# Problem description
Look for "Hunt" in each line of the entries, and return the matching lines.

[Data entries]
--
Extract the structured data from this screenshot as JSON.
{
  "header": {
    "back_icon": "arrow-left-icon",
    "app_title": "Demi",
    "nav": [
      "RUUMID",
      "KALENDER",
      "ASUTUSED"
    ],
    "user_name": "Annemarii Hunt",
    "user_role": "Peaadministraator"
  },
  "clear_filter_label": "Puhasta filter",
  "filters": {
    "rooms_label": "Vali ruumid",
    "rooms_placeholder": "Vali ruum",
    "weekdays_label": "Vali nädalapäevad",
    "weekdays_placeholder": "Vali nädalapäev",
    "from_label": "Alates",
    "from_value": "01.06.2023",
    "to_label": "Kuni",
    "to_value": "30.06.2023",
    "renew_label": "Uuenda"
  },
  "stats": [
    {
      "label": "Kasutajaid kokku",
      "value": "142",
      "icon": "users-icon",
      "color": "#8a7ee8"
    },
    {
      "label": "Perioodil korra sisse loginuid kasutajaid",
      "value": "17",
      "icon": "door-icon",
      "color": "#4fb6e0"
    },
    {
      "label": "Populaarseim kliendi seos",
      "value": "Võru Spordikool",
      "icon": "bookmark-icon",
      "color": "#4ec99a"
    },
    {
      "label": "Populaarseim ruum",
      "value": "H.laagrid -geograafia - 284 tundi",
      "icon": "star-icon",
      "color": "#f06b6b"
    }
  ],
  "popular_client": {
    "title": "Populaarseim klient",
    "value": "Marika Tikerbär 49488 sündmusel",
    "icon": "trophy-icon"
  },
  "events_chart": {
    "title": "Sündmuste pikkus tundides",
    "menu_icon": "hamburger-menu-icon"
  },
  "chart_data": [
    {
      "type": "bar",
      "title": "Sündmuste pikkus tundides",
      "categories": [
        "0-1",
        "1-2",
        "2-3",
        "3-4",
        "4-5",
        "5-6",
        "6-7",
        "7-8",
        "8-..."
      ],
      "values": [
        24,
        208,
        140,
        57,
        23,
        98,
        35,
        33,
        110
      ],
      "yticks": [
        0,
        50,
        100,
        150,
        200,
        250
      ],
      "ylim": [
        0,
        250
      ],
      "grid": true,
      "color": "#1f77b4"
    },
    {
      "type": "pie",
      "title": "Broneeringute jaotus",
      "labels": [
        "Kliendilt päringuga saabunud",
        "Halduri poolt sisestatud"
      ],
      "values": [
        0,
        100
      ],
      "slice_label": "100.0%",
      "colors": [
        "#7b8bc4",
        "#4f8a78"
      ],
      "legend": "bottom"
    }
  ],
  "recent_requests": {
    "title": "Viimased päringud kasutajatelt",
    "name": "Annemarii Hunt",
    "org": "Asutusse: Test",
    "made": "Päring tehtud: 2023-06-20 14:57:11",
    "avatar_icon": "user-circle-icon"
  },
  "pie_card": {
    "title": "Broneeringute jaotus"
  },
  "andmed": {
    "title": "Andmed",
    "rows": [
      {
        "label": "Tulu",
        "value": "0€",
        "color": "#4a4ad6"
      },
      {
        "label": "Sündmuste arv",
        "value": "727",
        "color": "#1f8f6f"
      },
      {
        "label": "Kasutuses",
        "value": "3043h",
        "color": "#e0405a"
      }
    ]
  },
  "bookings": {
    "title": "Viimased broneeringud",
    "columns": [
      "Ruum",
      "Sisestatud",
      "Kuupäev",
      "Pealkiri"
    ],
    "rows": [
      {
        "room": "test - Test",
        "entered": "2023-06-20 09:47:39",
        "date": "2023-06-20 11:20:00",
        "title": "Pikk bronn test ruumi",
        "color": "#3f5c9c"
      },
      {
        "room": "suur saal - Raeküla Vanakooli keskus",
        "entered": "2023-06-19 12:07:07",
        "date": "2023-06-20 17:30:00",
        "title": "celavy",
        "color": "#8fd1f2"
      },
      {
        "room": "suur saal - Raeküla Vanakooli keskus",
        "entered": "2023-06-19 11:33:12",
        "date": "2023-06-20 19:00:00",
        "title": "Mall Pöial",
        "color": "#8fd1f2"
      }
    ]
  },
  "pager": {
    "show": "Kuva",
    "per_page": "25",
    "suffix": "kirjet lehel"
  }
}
--
# Solution
    "user_name": "Annemarii Hunt",
    "name": "Annemarii Hunt",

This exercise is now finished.